▸ **WRITTEN PROBLEM A**:
How would you translate this sentence from the Python slicing thread into Spanish: "I want to make a copy of a file with fixed-width records with multiple numeric ranges removed."?

▸ **READING TEXT**:
= = = = =

I want to make a copy of a file with fixed-width records with multiple numeric ranges removed. For example a file has fixed width records 1600 long, and I want to keep columns 0-83, 89-1517, 1526-end. This is for use in a larger problem, standalone utilities like cut and awk won't help here.
I have this which I apply to each line/record; it works okay, wonder if anything obviously better.
"".join([full[:84], full[89:1518], full[1526:]])
In particular I'd find it more natural to specify what to cut than what to keep, if there's standard library or easy to read quick function that is more like
# hypothetical
cut(line, [ [84,88], [1519, 25] ])
ADDITION
To accepted answer, use sorted list of cuts, so caller can give in any order. Would be nice to add overlap detection as well
def cut(line, cuts):
sorted_cuts = sorted(cuts, key=lambda x: x[0])
return ''.join(line[slice(keep_start, keep_end)]
for keep_start, keep_end in zip(
[None] + [cut_end for cut_start, cut_end in sorted_cuts],
[cut_start for cut_start, cut_end in sorted_cuts] + [None]))
origline = "0123456789"
assert (cut(origline, [[1,2], [3,4]]) ==
cut(origline, ([3,4], (1,2))) ==
cut(origline, [[3,4], [1,2]]))
print(cut(origline, [[1,2], [3,4]]))
Here is an implementation of your hypothetical cut
function.
def cut(line, cuts):
return ''.join(line[slice(keep_start, keep_end)]
for keep_start, keep_end in zip(
[None] + [cut_end for cut_start, cut_end in cuts],
[cut_start for cut_start, cut_end in cuts] + [None]))
print(cut('abcdefghijklmnopqrstuvwxyz', [[1,3], [9,10]]))
gives:
adefghiklmnopqrstuvwxyz
(bc
and j
were cut)
So:
The [None] + [cut_end for cut_start, cut_end in cuts]
is the start of each slice to keep, in this example [None, 3, 10]
The [cut_start for cut_start, cut_end in cuts] + [None]
is the end of each slice to keep, in this example [1, 9, None]
where None
means start/end of string as used by the slice
builtin.
Note: to implement the cuts given in your example, you would supply the arguments to this cut
function as:
cut(line, [[84, 89], [1519, 1526]])
where the second element of each 2-element list is the index after the end of the cut, in keeping with normal python indexing conventions.
If you really want not to have to do this (in order to get exactly the cut
function that you describe above), then in the above code you would replace:
[cut_end for cut_start, cut_end in cuts]
with:
[cut_end + 1 for cut_start, cut_end in cuts]
For convenience, here is the full code of the function in that case, and the calling code that you would use in your example:
def cut(line, cuts):
return ''.join(line[slice(keep_start, keep_end)]
for keep_start, keep_end in zip(
[None] + [cut_end + 1 for cut_start, cut_end in cuts],
[cut_start for cut_start, cut_end in cuts] + [None]))
print(cut(line, [[84, 88], [1519, 1525]])

= = = = =

▸ **INFORMATION GIVEN**:
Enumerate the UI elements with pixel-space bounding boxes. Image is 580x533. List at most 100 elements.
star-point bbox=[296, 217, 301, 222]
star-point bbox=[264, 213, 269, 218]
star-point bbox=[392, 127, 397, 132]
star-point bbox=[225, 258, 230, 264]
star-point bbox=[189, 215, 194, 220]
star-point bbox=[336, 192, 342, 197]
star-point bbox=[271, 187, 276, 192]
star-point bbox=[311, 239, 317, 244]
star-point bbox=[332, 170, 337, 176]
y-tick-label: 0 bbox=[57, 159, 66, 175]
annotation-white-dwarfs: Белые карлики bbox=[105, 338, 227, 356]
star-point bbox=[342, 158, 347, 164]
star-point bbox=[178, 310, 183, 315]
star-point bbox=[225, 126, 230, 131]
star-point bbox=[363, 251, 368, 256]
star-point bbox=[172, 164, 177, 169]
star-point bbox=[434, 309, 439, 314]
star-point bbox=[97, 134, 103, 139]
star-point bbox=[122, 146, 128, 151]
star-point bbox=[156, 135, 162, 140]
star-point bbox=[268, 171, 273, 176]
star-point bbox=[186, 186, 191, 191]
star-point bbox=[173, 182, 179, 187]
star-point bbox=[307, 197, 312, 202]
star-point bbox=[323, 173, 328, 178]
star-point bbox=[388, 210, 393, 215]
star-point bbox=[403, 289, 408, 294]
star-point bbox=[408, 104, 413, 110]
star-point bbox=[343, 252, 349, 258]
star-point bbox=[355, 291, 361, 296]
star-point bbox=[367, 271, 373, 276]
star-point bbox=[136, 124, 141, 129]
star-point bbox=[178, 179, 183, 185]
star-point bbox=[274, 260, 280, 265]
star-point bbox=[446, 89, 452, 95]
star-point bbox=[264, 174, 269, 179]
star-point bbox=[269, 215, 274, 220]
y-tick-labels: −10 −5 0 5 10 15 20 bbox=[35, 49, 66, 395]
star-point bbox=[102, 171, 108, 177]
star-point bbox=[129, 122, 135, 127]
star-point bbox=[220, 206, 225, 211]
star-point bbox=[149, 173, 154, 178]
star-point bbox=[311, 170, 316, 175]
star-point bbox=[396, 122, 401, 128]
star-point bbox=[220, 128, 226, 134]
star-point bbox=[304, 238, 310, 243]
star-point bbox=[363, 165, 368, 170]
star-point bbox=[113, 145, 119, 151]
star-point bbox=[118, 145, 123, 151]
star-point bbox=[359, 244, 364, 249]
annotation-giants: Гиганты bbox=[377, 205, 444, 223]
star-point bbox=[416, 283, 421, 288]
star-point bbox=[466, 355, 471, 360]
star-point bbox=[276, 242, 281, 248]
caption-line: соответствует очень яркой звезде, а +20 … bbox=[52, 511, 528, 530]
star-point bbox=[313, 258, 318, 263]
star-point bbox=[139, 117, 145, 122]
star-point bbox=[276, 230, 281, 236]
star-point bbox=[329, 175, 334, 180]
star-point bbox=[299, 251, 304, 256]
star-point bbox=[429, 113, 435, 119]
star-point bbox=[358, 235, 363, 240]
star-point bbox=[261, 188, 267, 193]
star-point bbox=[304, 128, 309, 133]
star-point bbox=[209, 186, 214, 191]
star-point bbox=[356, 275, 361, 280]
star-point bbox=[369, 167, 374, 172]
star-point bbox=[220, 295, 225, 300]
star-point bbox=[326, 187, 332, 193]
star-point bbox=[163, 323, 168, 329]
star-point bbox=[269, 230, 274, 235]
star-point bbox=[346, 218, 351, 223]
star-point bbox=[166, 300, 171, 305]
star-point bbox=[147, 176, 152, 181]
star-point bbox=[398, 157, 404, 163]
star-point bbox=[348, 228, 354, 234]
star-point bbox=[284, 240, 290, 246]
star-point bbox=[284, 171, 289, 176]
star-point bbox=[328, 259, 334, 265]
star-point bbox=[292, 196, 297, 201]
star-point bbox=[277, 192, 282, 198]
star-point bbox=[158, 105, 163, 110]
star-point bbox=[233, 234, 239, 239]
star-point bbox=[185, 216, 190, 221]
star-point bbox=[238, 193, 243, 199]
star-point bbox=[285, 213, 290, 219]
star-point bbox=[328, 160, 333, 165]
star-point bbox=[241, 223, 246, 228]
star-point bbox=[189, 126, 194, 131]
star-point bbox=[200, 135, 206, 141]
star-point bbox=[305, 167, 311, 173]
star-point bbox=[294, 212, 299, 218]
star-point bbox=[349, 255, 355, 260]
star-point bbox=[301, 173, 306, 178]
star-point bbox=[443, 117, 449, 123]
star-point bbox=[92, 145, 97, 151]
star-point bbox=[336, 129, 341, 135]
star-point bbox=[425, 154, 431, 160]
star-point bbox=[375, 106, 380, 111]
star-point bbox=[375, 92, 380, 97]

= = = = =

▸ **WRITTEN PROBLEM B**:
Can you duplicate the listing from its first line through the line containing "star-point bbox=[225, 258, 230, 264]", with both of those lines included?

▸ **COMPLETE OUTPUT A**:
Quiero hacer una copia de un archivo con registros de ancho fijo en la que se hayan eliminado varios rangos numéricos.

▸ **COMPLETE OUTPUT B**:
Enumerate the UI elements with pixel-space bounding boxes. Image is 580x533. List at most 100 elements.
star-point bbox=[296, 217, 301, 222]
star-point bbox=[264, 213, 269, 218]
star-point bbox=[392, 127, 397, 132]
star-point bbox=[225, 258, 230, 264]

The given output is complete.